List every dollar amount that the article on online holiday sales gives in "$" form, in the order they appear.

*** Study text Section Begins ***

The online sales hot streak has finally shown signs of cooling down.
According to the latest data from comScore, the final online shopping week before Christmas fell short of expectations, bringing the season total through Sunday to $42.8 billion from desktop devices. Though this is a 10 percent increase compared to the same 52-day period a year ago, the analytics firm had predicted all-digital holiday spending would reach $55.2 billion, and desktop would be $48.1 billion.
The most recent week had $4.9 billion in desktop online spending. All-digital holiday spending figures, which include smartphones and tablets, were not available at this time, but comScore said generally speaking, mobile devices add 2 percentage points to desktop sales.
"Our expectations for the online holiday shopping season anticipated that consumers would spend heavily later into the season out of necessity to make up for the highly compressed holiday shopping calendar this year," said comScore Chairman Gian Fulgoni. "Unfortunately that was not in the cards, as the final online shopping week saw considerably softer sales than anticipated, including zero billion-dollar spending days—although Monday and Tuesday came close."
(Read more: US holiday sales better than last year: MasterCard)
In addition to there being six fewer days between Thanksgiving and Christmas than last year, Fulgoni attributed the miss to heavy price discounts. "We'll look back at this holiday season as one where absolute dollar sales gains in consumer spending were held back by heavy retailer price discounting that occurred in an attempt to stimulate consumer demand," he said.
The final week before Christmas—which retailers were looking toward to salvage a slow start to the season—included Dec. 18, known as Free Shipping Day, when hundreds of retailers offer no-cost standard delivery. Although a comScore spokesperson had previously noted that this is typically one of the heaviest online spending days of the year, it failed to crack the top 10 this year.
In total, the season has boasted a total of 10 billion-dollar spending days, compared with 12 last year.
The news is the latest blow to retailers, as online has been considered the bright spot in a gloomy holiday picture weighed down by deep discounts and low traffic.
(Read more: As the clock ticks, retail traffic continues slide)
Things appeared to be trending in the right direction at the start of the season, when Cyber Monday broke the record for the biggest online spending day ever in the U.S., bringing in sales of $1.735 billion. Then, comScore announced that the week of Dec. 9 marked the first time ever that each day of the workweek saw online sales top $1 billion.
And just this past weekend, carriers UPS and FedEx said some of their holiday deliveries were delayed, attributing the slowness to heavy volume. Amazon also had to limit the number of new members to its Prime service, in order to ensure on-time delivery for its current members.

*** Study text Section Ends ***
*** Provided records Section Begins ***

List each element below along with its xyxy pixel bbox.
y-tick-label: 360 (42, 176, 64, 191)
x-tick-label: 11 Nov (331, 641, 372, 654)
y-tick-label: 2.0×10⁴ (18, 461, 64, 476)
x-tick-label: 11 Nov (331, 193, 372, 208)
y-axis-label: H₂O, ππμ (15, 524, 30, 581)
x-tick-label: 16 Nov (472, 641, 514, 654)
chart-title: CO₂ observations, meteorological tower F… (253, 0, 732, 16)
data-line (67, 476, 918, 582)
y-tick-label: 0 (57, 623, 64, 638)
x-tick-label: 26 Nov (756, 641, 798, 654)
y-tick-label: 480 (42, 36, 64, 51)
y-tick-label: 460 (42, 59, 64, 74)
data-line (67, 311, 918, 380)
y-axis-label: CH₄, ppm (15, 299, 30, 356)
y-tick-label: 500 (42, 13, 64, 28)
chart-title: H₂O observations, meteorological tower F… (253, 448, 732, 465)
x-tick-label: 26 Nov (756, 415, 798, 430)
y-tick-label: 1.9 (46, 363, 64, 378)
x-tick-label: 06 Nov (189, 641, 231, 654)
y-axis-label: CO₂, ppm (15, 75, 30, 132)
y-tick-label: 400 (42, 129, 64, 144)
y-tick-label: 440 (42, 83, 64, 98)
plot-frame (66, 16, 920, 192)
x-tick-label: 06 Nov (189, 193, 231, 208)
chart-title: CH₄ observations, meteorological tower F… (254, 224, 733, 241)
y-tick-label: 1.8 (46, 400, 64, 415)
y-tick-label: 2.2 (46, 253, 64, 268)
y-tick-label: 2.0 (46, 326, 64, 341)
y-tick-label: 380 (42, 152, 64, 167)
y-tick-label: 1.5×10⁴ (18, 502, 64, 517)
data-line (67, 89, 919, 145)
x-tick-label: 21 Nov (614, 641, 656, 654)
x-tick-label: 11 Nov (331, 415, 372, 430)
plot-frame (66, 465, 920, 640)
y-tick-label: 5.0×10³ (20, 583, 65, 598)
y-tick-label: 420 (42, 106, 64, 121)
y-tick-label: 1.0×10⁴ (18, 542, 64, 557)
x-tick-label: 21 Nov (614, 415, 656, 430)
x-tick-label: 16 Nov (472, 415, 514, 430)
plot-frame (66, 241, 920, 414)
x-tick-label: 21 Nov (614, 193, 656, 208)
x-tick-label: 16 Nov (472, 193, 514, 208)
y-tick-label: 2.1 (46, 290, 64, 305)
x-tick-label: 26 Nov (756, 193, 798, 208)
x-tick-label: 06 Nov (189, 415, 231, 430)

*** Provided records Section Ends ***

Answer space:
$42.8 billion
$55.2 billion
$48.1 billion
$4.9 billion
$1.735 billion
$1 billion